───── Records provided

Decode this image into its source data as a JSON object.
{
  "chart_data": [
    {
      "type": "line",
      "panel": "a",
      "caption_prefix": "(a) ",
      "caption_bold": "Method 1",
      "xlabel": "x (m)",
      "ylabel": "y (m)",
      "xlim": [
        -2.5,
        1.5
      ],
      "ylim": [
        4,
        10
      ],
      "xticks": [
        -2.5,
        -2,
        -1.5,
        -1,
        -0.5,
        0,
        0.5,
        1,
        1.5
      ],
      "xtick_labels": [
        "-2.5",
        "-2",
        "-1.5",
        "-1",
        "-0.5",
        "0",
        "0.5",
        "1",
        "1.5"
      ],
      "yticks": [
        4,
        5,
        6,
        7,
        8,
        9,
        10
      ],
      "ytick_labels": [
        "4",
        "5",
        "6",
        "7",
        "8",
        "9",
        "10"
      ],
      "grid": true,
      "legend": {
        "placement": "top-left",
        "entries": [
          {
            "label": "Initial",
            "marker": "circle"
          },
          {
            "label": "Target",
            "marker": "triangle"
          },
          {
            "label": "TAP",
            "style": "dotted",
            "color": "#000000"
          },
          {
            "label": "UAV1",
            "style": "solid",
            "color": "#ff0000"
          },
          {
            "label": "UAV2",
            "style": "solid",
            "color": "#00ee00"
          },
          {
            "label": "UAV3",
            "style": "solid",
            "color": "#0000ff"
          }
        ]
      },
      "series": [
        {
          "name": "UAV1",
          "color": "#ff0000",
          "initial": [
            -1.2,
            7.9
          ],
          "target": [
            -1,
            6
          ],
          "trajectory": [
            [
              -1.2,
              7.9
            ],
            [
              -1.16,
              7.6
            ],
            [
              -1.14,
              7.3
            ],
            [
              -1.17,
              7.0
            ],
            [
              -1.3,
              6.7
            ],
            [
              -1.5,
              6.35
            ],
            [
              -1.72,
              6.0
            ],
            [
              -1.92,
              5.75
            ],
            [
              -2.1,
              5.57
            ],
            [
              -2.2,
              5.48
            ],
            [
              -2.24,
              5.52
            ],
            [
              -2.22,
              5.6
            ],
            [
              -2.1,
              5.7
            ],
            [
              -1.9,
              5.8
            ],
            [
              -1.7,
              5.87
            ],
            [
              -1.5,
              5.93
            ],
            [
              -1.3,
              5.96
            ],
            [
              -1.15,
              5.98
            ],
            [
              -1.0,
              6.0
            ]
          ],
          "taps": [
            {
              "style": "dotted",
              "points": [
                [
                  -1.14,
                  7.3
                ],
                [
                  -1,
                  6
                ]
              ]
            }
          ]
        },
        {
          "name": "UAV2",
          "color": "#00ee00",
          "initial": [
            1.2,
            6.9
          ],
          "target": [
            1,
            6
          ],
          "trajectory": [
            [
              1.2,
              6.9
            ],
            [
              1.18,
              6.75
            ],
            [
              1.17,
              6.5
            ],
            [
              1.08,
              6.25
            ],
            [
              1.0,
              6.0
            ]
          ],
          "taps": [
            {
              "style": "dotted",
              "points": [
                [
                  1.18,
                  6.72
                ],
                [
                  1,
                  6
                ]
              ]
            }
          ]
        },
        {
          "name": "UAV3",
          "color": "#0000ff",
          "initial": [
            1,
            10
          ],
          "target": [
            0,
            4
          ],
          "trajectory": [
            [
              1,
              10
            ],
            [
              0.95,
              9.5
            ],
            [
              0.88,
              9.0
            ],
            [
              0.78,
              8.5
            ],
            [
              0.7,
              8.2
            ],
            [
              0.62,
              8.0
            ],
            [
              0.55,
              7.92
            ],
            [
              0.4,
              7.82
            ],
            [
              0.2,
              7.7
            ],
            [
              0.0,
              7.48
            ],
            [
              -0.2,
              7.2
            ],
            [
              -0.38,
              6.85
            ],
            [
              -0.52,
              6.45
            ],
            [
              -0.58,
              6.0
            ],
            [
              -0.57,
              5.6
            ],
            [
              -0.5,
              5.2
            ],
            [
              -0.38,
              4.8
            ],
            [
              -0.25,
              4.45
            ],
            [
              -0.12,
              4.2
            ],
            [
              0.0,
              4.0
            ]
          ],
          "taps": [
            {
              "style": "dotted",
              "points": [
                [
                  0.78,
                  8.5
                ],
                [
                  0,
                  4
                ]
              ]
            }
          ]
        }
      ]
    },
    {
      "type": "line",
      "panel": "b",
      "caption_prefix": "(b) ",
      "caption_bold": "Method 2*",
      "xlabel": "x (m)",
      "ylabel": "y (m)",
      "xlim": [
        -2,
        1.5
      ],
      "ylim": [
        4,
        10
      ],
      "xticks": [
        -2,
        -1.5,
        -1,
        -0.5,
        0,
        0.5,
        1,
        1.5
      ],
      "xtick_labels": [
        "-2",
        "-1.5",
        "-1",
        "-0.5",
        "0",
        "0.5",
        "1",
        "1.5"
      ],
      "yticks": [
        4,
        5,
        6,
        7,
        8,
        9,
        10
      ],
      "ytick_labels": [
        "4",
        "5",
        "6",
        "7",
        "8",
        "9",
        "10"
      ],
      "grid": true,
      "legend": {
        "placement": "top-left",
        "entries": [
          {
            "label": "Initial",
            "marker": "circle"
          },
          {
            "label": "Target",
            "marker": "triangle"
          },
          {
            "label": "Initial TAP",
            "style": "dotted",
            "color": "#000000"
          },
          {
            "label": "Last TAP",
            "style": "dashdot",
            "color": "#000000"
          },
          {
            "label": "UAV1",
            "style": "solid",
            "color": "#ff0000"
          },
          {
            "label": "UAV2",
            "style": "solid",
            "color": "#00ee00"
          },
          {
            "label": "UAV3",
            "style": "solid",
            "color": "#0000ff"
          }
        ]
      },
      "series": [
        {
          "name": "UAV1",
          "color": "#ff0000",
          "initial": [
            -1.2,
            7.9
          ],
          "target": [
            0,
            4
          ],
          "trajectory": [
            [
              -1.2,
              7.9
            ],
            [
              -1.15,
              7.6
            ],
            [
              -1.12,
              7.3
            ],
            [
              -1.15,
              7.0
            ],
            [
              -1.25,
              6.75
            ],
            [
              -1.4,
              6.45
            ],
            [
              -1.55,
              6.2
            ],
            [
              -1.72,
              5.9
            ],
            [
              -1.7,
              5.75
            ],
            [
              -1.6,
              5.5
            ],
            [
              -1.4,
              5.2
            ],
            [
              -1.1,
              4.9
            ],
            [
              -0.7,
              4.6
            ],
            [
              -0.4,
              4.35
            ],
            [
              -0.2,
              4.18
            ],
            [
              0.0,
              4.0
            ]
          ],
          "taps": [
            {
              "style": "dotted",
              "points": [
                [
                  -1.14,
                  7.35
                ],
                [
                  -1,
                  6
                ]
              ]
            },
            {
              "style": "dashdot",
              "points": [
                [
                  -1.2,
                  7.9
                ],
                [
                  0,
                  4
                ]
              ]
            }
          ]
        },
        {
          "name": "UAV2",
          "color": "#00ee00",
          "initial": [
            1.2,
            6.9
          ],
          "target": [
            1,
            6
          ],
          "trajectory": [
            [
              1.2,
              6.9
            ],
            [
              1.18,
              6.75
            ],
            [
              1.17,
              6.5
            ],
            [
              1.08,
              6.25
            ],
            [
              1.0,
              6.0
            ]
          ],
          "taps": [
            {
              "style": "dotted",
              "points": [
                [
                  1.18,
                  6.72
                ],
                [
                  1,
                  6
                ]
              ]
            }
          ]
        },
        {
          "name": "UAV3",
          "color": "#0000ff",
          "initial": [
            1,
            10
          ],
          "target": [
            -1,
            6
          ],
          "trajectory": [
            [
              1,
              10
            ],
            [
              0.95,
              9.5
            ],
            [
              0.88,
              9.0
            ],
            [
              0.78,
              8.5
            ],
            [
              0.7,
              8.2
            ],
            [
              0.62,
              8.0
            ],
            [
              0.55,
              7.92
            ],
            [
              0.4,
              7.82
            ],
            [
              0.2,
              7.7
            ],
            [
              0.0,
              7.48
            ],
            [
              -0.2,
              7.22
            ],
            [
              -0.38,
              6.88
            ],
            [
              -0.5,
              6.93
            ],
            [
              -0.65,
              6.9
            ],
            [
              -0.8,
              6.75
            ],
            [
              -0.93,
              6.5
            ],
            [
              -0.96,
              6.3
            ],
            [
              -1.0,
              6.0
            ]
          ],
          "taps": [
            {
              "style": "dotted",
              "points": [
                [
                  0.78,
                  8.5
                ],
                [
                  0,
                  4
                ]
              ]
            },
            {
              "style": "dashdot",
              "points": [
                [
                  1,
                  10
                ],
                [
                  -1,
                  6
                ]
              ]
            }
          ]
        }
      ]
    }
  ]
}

──────────

* [Stated task] Tally up the lines holding the string "Method" in this listing, and report the total alone.

* [Reply to the exercise] 2